▸ **Problem details**
Copy exactly the stretch of lines from the one holding "Read all visible content and emit it as JSON." through the last line of the data below, inclusive. Leave out pictures.

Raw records
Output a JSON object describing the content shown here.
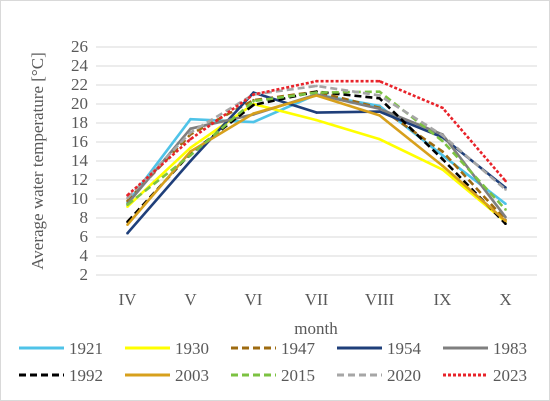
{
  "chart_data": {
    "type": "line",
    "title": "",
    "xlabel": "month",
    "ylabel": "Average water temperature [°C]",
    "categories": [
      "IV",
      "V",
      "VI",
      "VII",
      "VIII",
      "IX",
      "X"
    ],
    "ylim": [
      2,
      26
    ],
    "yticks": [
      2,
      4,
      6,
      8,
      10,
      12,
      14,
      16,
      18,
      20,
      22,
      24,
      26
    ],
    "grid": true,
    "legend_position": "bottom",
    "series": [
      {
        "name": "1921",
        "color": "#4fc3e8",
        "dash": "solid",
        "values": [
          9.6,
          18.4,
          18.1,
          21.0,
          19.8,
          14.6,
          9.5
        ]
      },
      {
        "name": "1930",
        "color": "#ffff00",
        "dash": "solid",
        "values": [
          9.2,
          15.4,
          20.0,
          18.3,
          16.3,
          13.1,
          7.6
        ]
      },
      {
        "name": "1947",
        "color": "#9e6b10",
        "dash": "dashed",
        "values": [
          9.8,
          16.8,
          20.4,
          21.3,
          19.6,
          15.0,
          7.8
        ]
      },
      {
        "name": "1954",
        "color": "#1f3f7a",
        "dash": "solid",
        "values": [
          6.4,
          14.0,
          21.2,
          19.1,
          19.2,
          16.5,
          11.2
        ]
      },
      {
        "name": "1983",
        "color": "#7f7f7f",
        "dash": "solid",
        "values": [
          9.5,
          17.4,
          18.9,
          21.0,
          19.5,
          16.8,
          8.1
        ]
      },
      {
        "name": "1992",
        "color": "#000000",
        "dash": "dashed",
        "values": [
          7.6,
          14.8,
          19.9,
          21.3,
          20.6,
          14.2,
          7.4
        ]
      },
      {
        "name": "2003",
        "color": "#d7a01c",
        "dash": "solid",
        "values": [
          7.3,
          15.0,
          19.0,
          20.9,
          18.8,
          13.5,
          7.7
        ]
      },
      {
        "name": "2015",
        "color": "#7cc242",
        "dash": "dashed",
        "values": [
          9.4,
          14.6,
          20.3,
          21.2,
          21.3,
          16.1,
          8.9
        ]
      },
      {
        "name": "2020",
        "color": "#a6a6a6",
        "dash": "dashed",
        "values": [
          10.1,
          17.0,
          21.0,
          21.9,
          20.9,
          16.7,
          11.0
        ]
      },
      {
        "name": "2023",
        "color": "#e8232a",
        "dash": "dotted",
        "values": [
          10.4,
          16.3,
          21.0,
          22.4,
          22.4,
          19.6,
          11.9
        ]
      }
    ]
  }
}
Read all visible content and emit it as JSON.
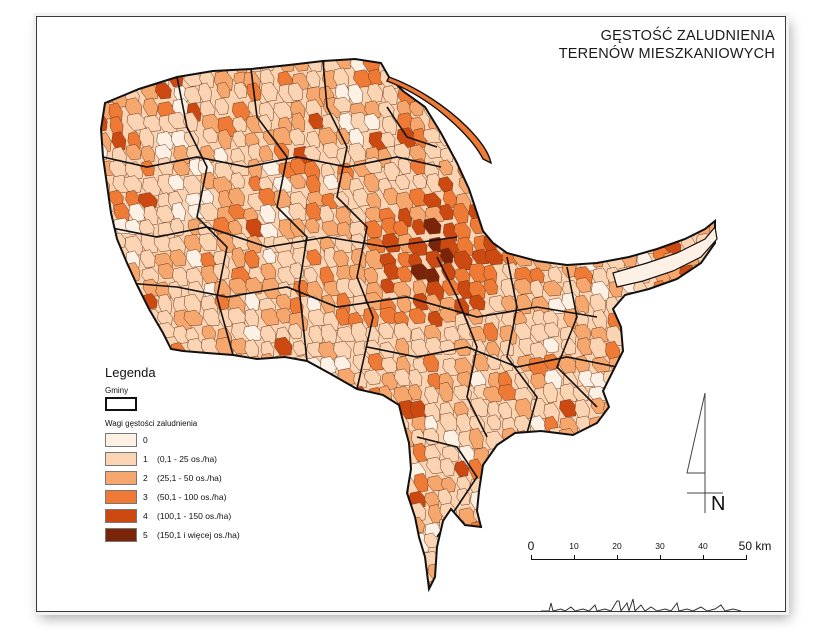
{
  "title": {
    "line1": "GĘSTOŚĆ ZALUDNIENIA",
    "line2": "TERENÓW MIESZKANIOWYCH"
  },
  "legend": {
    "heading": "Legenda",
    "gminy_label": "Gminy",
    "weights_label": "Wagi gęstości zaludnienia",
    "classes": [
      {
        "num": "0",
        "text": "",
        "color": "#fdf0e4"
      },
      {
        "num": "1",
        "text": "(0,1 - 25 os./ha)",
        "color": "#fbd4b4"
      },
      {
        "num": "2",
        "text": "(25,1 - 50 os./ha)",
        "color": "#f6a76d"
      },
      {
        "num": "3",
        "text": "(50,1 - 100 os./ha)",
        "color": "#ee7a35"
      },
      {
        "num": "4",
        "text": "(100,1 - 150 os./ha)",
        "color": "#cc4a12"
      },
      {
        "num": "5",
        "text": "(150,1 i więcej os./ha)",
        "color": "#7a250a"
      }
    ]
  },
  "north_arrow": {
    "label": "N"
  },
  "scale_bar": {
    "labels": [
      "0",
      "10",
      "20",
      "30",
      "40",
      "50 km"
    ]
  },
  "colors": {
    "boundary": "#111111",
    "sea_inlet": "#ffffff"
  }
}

▸ **Solution to this exercise**
Read all visible content and emit it as JSON.
{
  "title": {
    "line1": "GĘSTOŚĆ ZALUDNIENIA",
    "line2": "TERENÓW MIESZKANIOWYCH"
  },
  "legend": {
    "heading": "Legenda",
    "gminy_label": "Gminy",
    "weights_label": "Wagi gęstości zaludnienia",
    "classes": [
      {
        "num": "0",
        "text": "",
        "color": "#fdf0e4"
      },
      {
        "num": "1",
        "text": "(0,1 - 25 os./ha)",
        "color": "#fbd4b4"
      },
      {
        "num": "2",
        "text": "(25,1 - 50 os./ha)",
        "color": "#f6a76d"
      },
      {
        "num": "3",
        "text": "(50,1 - 100 os./ha)",
        "color": "#ee7a35"
      },
      {
        "num": "4",
        "text": "(100,1 - 150 os./ha)",
        "color": "#cc4a12"
      },
      {
        "num": "5",
        "text": "(150,1 i więcej os./ha)",
        "color": "#7a250a"
      }
    ]
  },
  "north_arrow": {
    "label": "N"
  },
  "scale_bar": {
    "labels": [
      "0",
      "10",
      "20",
      "30",
      "40",
      "50 km"
    ]
  },
  "colors": {
    "boundary": "#111111",
    "sea_inlet": "#ffffff"
  }
}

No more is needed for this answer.